Entries with figure data
◇ ◇ ◇
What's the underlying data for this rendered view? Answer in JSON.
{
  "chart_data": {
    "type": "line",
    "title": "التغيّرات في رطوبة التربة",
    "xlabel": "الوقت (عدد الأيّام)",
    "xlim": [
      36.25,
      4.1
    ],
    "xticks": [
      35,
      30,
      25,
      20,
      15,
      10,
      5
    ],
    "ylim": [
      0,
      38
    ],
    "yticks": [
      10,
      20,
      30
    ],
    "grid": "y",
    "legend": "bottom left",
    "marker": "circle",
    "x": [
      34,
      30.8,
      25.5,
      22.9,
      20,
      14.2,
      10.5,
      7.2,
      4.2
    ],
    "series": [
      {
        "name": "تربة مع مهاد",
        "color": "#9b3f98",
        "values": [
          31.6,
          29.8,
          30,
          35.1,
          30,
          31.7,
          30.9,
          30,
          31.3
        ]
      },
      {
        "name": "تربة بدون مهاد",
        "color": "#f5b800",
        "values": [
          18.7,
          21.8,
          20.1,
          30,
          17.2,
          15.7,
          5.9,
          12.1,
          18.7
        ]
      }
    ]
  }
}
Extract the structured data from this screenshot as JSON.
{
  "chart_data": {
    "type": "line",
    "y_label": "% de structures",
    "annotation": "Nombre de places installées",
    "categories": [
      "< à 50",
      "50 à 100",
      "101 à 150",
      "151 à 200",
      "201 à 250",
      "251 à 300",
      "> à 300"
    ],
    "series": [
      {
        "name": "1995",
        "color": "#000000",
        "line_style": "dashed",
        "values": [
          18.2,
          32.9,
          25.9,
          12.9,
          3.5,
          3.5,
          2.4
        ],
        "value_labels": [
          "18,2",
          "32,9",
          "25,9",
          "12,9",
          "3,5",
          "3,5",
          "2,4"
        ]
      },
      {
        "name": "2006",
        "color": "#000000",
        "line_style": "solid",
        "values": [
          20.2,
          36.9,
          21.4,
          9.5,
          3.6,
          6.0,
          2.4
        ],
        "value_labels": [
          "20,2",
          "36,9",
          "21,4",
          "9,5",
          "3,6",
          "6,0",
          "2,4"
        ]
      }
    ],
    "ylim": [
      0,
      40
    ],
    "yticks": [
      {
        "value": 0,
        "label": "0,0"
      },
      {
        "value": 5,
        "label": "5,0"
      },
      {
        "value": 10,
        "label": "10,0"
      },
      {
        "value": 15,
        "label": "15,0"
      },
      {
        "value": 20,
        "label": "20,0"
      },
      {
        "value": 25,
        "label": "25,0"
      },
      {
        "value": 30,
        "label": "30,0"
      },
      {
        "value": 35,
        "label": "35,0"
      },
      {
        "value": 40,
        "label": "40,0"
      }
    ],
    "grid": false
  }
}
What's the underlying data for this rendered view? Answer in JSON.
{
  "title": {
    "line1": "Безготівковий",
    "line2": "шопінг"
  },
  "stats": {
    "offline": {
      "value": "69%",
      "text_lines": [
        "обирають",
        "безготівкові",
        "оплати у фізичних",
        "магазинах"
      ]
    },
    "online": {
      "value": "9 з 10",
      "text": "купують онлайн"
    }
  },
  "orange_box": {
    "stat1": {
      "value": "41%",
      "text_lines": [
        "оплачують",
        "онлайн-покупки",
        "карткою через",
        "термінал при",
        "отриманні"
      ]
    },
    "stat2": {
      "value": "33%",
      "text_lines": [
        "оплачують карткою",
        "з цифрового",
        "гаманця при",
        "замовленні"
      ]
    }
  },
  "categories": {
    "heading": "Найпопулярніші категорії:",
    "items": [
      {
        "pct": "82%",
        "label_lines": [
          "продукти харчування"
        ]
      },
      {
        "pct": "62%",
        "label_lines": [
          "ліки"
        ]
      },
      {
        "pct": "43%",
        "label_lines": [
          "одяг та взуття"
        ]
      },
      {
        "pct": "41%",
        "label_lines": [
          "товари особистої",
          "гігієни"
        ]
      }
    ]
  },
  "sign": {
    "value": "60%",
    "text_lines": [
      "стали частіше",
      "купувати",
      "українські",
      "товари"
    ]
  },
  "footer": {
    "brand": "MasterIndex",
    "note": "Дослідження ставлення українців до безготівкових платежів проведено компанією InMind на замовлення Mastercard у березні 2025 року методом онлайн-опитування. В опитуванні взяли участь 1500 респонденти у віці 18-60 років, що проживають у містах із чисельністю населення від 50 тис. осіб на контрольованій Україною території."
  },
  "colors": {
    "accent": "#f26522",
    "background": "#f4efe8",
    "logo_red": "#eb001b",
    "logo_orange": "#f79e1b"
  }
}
◇ ◇ ◇
> [Exercise details] Retype every entry above, word for word.

> [Exercise output]
What's the underlying data for this rendered view? Answer in JSON.
{
  "chart_data": {
    "type": "line",
    "title": "التغيّرات في رطوبة التربة",
    "xlabel": "الوقت (عدد الأيّام)",
    "xlim": [
      36.25,
      4.1
    ],
    "xticks": [
      35,
      30,
      25,
      20,
      15,
      10,
      5
    ],
    "ylim": [
      0,
      38
    ],
    "yticks": [
      10,
      20,
      30
    ],
    "grid": "y",
    "legend": "bottom left",
    "marker": "circle",
    "x": [
      34,
      30.8,
      25.5,
      22.9,
      20,
      14.2,
      10.5,
      7.2,
      4.2
    ],
    "series": [
      {
        "name": "تربة مع مهاد",
        "color": "#9b3f98",
        "values": [
          31.6,
          29.8,
          30,
          35.1,
          30,
          31.7,
          30.9,
          30,
          31.3
        ]
      },
      {
        "name": "تربة بدون مهاد",
        "color": "#f5b800",
        "values": [
          18.7,
          21.8,
          20.1,
          30,
          17.2,
          15.7,
          5.9,
          12.1,
          18.7
        ]
      }
    ]
  }
}
Extract the structured data from this screenshot as JSON.
{
  "chart_data": {
    "type": "line",
    "y_label": "% de structures",
    "annotation": "Nombre de places installées",
    "categories": [
      "< à 50",
      "50 à 100",
      "101 à 150",
      "151 à 200",
      "201 à 250",
      "251 à 300",
      "> à 300"
    ],
    "series": [
      {
        "name": "1995",
        "color": "#000000",
        "line_style": "dashed",
        "values": [
          18.2,
          32.9,
          25.9,
          12.9,
          3.5,
          3.5,
          2.4
        ],
        "value_labels": [
          "18,2",
          "32,9",
          "25,9",
          "12,9",
          "3,5",
          "3,5",
          "2,4"
        ]
      },
      {
        "name": "2006",
        "color": "#000000",
        "line_style": "solid",
        "values": [
          20.2,
          36.9,
          21.4,
          9.5,
          3.6,
          6.0,
          2.4
        ],
        "value_labels": [
          "20,2",
          "36,9",
          "21,4",
          "9,5",
          "3,6",
          "6,0",
          "2,4"
        ]
      }
    ],
    "ylim": [
      0,
      40
    ],
    "yticks": [
      {
        "value": 0,
        "label": "0,0"
      },
      {
        "value": 5,
        "label": "5,0"
      },
      {
        "value": 10,
        "label": "10,0"
      },
      {
        "value": 15,
        "label": "15,0"
      },
      {
        "value": 20,
        "label": "20,0"
      },
      {
        "value": 25,
        "label": "25,0"
      },
      {
        "value": 30,
        "label": "30,0"
      },
      {
        "value": 35,
        "label": "35,0"
      },
      {
        "value": 40,
        "label": "40,0"
      }
    ],
    "grid": false
  }
}
What's the underlying data for this rendered view? Answer in JSON.
{
  "title": {
    "line1": "Безготівковий",
    "line2": "шопінг"
  },
  "stats": {
    "offline": {
      "value": "69%",
      "text_lines": [
        "обирають",
        "безготівкові",
        "оплати у фізичних",
        "магазинах"
      ]
    },
    "online": {
      "value": "9 з 10",
      "text": "купують онлайн"
    }
  },
  "orange_box": {
    "stat1": {
      "value": "41%",
      "text_lines": [
        "оплачують",
        "онлайн-покупки",
        "карткою через",
        "термінал при",
        "отриманні"
      ]
    },
    "stat2": {
      "value": "33%",
      "text_lines": [
        "оплачують карткою",
        "з цифрового",
        "гаманця при",
        "замовленні"
      ]
    }
  },
  "categories": {
    "heading": "Найпопулярніші категорії:",
    "items": [
      {
        "pct": "82%",
        "label_lines": [
          "продукти харчування"
        ]
      },
      {
        "pct": "62%",
        "label_lines": [
          "ліки"
        ]
      },
      {
        "pct": "43%",
        "label_lines": [
          "одяг та взуття"
        ]
      },
      {
        "pct": "41%",
        "label_lines": [
          "товари особистої",
          "гігієни"
        ]
      }
    ]
  },
  "sign": {
    "value": "60%",
    "text_lines": [
      "стали частіше",
      "купувати",
      "українські",
      "товари"
    ]
  },
  "footer": {
    "brand": "MasterIndex",
    "note": "Дослідження ставлення українців до безготівкових платежів проведено компанією InMind на замовлення Mastercard у березні 2025 року методом онлайн-опитування. В опитуванні взяли участь 1500 респонденти у віці 18-60 років, що проживають у містах із чисельністю населення від 50 тис. осіб на контрольованій Україною території."
  },
  "colors": {
    "accent": "#f26522",
    "background": "#f4efe8",
    "logo_red": "#eb001b",
    "logo_orange": "#f79e1b"
  }
}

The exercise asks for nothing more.